#### AIM
Among the entries below, find the lines with "Total" and copy them.

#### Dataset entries
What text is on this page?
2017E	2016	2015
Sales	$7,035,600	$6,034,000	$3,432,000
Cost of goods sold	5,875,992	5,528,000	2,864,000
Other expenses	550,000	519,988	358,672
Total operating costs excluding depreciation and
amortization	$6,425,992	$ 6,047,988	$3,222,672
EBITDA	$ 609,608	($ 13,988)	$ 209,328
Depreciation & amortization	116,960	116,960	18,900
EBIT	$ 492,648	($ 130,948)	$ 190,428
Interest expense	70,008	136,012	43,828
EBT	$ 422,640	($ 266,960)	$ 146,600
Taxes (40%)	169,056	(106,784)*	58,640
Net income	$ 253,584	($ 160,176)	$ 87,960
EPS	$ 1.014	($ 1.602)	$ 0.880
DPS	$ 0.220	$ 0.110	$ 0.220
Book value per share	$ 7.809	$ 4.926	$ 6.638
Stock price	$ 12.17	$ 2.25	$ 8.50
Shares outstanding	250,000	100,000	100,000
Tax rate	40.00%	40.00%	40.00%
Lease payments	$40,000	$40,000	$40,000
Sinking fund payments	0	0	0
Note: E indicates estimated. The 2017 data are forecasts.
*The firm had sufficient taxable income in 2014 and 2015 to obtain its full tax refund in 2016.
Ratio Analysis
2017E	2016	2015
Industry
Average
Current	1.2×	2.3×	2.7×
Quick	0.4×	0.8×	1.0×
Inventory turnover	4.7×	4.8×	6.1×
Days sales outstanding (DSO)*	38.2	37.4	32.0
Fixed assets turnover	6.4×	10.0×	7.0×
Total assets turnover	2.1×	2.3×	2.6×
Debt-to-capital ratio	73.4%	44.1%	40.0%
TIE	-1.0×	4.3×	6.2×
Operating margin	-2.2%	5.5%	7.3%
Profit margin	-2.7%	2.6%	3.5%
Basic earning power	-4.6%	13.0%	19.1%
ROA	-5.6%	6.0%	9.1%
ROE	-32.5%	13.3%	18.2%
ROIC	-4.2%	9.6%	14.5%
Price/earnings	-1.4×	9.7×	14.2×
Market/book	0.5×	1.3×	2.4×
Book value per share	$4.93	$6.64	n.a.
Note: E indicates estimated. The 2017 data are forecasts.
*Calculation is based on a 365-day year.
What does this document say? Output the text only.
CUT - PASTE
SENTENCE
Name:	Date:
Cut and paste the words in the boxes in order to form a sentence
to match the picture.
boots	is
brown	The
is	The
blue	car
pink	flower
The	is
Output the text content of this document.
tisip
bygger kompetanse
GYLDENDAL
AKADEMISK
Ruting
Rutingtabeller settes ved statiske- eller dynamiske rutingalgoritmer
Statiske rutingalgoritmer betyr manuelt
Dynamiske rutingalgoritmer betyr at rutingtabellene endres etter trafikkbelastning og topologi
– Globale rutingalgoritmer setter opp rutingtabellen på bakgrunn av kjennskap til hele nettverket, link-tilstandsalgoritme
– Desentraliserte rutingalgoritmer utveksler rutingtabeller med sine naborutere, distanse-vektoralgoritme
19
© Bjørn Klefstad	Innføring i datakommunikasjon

#### FULL SOLUTION
Total operating costs excluding depreciation and
Total assets turnover	2.1×	2.3×	2.6×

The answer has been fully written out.